++++ Data extract ++++

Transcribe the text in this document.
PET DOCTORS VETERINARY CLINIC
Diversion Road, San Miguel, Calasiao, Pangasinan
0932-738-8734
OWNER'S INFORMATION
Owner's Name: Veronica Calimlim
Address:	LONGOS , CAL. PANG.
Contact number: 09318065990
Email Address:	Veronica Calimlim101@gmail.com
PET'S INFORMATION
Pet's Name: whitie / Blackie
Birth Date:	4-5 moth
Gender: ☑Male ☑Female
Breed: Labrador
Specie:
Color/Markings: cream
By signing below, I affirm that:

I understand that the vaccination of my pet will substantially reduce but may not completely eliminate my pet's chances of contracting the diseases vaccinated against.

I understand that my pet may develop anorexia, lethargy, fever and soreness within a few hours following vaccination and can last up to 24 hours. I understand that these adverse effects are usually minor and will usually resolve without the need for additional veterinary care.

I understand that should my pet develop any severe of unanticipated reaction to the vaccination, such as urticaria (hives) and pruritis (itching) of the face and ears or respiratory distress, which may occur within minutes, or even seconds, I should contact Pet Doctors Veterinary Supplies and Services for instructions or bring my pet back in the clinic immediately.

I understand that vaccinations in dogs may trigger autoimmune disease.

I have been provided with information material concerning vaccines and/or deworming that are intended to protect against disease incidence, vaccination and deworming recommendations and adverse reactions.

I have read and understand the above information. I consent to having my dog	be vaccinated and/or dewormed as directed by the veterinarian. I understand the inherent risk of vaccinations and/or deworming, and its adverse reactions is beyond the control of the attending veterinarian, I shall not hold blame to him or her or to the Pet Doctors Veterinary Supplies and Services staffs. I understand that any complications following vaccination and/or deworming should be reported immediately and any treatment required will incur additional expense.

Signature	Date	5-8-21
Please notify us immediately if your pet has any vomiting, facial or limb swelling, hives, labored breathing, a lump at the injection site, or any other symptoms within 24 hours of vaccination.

++++

Identify the lines above with the word "Address". Copy them.

◆ Solution
Address:	LONGOS , CAL. PANG.
Email Address:	Veronica Calimlim101@gmail.com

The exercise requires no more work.